Part of a data file:
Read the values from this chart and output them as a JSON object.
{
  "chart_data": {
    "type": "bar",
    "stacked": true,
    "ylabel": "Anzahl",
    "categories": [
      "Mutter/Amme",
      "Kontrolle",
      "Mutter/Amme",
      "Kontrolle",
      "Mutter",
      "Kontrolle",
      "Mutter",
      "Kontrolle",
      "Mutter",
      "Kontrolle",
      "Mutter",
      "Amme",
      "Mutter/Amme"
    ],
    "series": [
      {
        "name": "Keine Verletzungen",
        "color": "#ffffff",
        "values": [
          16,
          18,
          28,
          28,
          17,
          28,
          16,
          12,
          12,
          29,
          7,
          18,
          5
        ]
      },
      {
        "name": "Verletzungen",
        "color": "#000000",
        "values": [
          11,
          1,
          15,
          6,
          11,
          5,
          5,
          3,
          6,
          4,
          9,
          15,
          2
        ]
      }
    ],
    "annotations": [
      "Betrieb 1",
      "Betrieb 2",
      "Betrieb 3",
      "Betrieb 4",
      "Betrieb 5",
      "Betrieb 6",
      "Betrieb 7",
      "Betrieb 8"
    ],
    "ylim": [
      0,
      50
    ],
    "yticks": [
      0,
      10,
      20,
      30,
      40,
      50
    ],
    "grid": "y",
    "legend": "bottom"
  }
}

Goal of the exercise: Return what is listed above, exactly and completely.

Finished exercise:
Read the values from this chart and output them as a JSON object.
{
  "chart_data": {
    "type": "bar",
    "stacked": true,
    "ylabel": "Anzahl",
    "categories": [
      "Mutter/Amme",
      "Kontrolle",
      "Mutter/Amme",
      "Kontrolle",
      "Mutter",
      "Kontrolle",
      "Mutter",
      "Kontrolle",
      "Mutter",
      "Kontrolle",
      "Mutter",
      "Amme",
      "Mutter/Amme"
    ],
    "series": [
      {
        "name": "Keine Verletzungen",
        "color": "#ffffff",
        "values": [
          16,
          18,
          28,
          28,
          17,
          28,
          16,
          12,
          12,
          29,
          7,
          18,
          5
        ]
      },
      {
        "name": "Verletzungen",
        "color": "#000000",
        "values": [
          11,
          1,
          15,
          6,
          11,
          5,
          5,
          3,
          6,
          4,
          9,
          15,
          2
        ]
      }
    ],
    "annotations": [
      "Betrieb 1",
      "Betrieb 2",
      "Betrieb 3",
      "Betrieb 4",
      "Betrieb 5",
      "Betrieb 6",
      "Betrieb 7",
      "Betrieb 8"
    ],
    "ylim": [
      0,
      50
    ],
    "yticks": [
      0,
      10,
      20,
      30,
      40,
      50
    ],
    "grid": "y",
    "legend": "bottom"
  }
}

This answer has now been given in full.